- **Task details**: Reproduce the listing verbatim.

- **Records supplied**:
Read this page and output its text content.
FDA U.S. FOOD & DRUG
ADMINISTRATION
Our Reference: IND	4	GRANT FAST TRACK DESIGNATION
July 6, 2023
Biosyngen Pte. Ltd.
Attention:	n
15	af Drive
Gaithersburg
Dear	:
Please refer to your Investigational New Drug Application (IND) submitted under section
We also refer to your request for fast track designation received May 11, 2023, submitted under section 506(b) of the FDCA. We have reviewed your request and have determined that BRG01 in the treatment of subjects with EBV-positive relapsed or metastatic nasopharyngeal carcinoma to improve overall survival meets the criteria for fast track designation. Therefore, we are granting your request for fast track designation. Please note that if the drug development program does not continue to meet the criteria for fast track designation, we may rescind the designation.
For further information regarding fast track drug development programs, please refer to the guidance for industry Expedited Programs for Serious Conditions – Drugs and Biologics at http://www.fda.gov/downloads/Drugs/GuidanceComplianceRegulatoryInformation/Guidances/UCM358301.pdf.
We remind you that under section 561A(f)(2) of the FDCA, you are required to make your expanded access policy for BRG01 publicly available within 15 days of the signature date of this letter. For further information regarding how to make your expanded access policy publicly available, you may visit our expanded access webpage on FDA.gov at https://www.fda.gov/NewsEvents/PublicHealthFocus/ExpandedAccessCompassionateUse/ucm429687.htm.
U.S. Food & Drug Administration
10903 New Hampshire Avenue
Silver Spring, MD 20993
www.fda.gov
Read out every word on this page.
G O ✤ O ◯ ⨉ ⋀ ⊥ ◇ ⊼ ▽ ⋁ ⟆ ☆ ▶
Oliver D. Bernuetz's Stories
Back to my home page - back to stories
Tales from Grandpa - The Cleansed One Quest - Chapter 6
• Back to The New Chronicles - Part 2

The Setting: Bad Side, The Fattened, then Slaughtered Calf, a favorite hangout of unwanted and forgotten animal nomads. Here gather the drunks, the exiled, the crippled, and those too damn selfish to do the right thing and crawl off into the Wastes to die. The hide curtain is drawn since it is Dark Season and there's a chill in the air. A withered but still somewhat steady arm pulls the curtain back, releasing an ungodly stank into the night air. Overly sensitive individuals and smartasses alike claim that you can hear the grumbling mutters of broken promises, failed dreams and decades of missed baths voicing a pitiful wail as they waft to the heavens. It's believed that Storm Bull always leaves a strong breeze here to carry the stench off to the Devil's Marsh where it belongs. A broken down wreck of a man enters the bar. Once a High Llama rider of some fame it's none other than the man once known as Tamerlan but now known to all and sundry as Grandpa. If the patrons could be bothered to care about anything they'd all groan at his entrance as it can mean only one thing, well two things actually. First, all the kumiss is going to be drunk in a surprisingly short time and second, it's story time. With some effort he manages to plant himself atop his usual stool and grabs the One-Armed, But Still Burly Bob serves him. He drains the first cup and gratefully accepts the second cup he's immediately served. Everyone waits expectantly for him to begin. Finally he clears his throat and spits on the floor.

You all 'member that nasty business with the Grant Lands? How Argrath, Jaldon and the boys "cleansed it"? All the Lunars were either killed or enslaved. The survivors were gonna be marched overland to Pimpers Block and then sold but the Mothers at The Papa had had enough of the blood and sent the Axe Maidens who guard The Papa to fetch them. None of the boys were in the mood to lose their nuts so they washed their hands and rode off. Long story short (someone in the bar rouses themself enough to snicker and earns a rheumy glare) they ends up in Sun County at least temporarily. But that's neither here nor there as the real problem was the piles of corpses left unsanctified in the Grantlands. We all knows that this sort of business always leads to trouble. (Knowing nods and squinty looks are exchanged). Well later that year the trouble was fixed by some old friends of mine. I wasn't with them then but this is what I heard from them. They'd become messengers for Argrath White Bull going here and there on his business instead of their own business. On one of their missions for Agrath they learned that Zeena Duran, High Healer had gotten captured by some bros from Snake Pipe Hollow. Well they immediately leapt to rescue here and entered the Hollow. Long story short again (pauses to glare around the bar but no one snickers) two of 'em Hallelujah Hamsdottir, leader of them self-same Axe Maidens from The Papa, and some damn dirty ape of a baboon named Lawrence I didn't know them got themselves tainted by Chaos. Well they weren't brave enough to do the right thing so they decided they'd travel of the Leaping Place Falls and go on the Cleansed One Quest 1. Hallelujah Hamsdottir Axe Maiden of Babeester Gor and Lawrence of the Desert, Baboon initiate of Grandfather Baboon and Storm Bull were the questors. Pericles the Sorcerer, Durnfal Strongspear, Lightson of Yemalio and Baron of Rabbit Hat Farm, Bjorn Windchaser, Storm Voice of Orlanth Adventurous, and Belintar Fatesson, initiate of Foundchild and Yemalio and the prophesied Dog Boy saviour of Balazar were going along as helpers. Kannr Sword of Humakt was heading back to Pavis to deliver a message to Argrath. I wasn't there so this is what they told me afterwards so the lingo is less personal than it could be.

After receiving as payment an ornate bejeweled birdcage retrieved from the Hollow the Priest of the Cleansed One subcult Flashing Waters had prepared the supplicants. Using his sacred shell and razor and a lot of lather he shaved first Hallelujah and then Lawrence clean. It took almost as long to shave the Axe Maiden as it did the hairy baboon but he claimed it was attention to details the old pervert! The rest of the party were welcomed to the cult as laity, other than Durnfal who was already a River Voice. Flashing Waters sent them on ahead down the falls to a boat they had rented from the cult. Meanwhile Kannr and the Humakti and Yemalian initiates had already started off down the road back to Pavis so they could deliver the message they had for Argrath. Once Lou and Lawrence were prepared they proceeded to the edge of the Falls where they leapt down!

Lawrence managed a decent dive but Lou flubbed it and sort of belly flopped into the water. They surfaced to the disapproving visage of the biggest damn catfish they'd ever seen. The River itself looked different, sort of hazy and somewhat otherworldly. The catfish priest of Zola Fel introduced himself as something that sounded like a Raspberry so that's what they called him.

- **Exercise result**:
Read this page and output its text content.
FDA U.S. FOOD & DRUG
ADMINISTRATION
Our Reference: IND	4	GRANT FAST TRACK DESIGNATION
July 6, 2023
Biosyngen Pte. Ltd.
Attention:	n
15	af Drive
Gaithersburg
Dear	:
Please refer to your Investigational New Drug Application (IND) submitted under section
We also refer to your request for fast track designation received May 11, 2023, submitted under section 506(b) of the FDCA. We have reviewed your request and have determined that BRG01 in the treatment of subjects with EBV-positive relapsed or metastatic nasopharyngeal carcinoma to improve overall survival meets the criteria for fast track designation. Therefore, we are granting your request for fast track designation. Please note that if the drug development program does not continue to meet the criteria for fast track designation, we may rescind the designation.
For further information regarding fast track drug development programs, please refer to the guidance for industry Expedited Programs for Serious Conditions – Drugs and Biologics at http://www.fda.gov/downloads/Drugs/GuidanceComplianceRegulatoryInformation/Guidances/UCM358301.pdf.
We remind you that under section 561A(f)(2) of the FDCA, you are required to make your expanded access policy for BRG01 publicly available within 15 days of the signature date of this letter. For further information regarding how to make your expanded access policy publicly available, you may visit our expanded access webpage on FDA.gov at https://www.fda.gov/NewsEvents/PublicHealthFocus/ExpandedAccessCompassionateUse/ucm429687.htm.
U.S. Food & Drug Administration
10903 New Hampshire Avenue
Silver Spring, MD 20993
www.fda.gov
Read out every word on this page.
G O ✤ O ◯ ⨉ ⋀ ⊥ ◇ ⊼ ▽ ⋁ ⟆ ☆ ▶
Oliver D. Bernuetz's Stories
Back to my home page - back to stories
Tales from Grandpa - The Cleansed One Quest - Chapter 6
• Back to The New Chronicles - Part 2

The Setting: Bad Side, The Fattened, then Slaughtered Calf, a favorite hangout of unwanted and forgotten animal nomads. Here gather the drunks, the exiled, the crippled, and those too damn selfish to do the right thing and crawl off into the Wastes to die. The hide curtain is drawn since it is Dark Season and there's a chill in the air. A withered but still somewhat steady arm pulls the curtain back, releasing an ungodly stank into the night air. Overly sensitive individuals and smartasses alike claim that you can hear the grumbling mutters of broken promises, failed dreams and decades of missed baths voicing a pitiful wail as they waft to the heavens. It's believed that Storm Bull always leaves a strong breeze here to carry the stench off to the Devil's Marsh where it belongs. A broken down wreck of a man enters the bar. Once a High Llama rider of some fame it's none other than the man once known as Tamerlan but now known to all and sundry as Grandpa. If the patrons could be bothered to care about anything they'd all groan at his entrance as it can mean only one thing, well two things actually. First, all the kumiss is going to be drunk in a surprisingly short time and second, it's story time. With some effort he manages to plant himself atop his usual stool and grabs the One-Armed, But Still Burly Bob serves him. He drains the first cup and gratefully accepts the second cup he's immediately served. Everyone waits expectantly for him to begin. Finally he clears his throat and spits on the floor.

You all 'member that nasty business with the Grant Lands? How Argrath, Jaldon and the boys "cleansed it"? All the Lunars were either killed or enslaved. The survivors were gonna be marched overland to Pimpers Block and then sold but the Mothers at The Papa had had enough of the blood and sent the Axe Maidens who guard The Papa to fetch them. None of the boys were in the mood to lose their nuts so they washed their hands and rode off. Long story short (someone in the bar rouses themself enough to snicker and earns a rheumy glare) they ends up in Sun County at least temporarily. But that's neither here nor there as the real problem was the piles of corpses left unsanctified in the Grantlands. We all knows that this sort of business always leads to trouble. (Knowing nods and squinty looks are exchanged). Well later that year the trouble was fixed by some old friends of mine. I wasn't with them then but this is what I heard from them. They'd become messengers for Argrath White Bull going here and there on his business instead of their own business. On one of their missions for Agrath they learned that Zeena Duran, High Healer had gotten captured by some bros from Snake Pipe Hollow. Well they immediately leapt to rescue here and entered the Hollow. Long story short again (pauses to glare around the bar but no one snickers) two of 'em Hallelujah Hamsdottir, leader of them self-same Axe Maidens from The Papa, and some damn dirty ape of a baboon named Lawrence I didn't know them got themselves tainted by Chaos. Well they weren't brave enough to do the right thing so they decided they'd travel of the Leaping Place Falls and go on the Cleansed One Quest 1. Hallelujah Hamsdottir Axe Maiden of Babeester Gor and Lawrence of the Desert, Baboon initiate of Grandfather Baboon and Storm Bull were the questors. Pericles the Sorcerer, Durnfal Strongspear, Lightson of Yemalio and Baron of Rabbit Hat Farm, Bjorn Windchaser, Storm Voice of Orlanth Adventurous, and Belintar Fatesson, initiate of Foundchild and Yemalio and the prophesied Dog Boy saviour of Balazar were going along as helpers. Kannr Sword of Humakt was heading back to Pavis to deliver a message to Argrath. I wasn't there so this is what they told me afterwards so the lingo is less personal than it could be.

After receiving as payment an ornate bejeweled birdcage retrieved from the Hollow the Priest of the Cleansed One subcult Flashing Waters had prepared the supplicants. Using his sacred shell and razor and a lot of lather he shaved first Hallelujah and then Lawrence clean. It took almost as long to shave the Axe Maiden as it did the hairy baboon but he claimed it was attention to details the old pervert! The rest of the party were welcomed to the cult as laity, other than Durnfal who was already a River Voice. Flashing Waters sent them on ahead down the falls to a boat they had rented from the cult. Meanwhile Kannr and the Humakti and Yemalian initiates had already started off down the road back to Pavis so they could deliver the message they had for Argrath. Once Lou and Lawrence were prepared they proceeded to the edge of the Falls where they leapt down!

Lawrence managed a decent dive but Lou flubbed it and sort of belly flopped into the water. They surfaced to the disapproving visage of the biggest damn catfish they'd ever seen. The River itself looked different, sort of hazy and somewhat otherworldly. The catfish priest of Zola Fel introduced himself as something that sounded like a Raspberry so that's what they called him.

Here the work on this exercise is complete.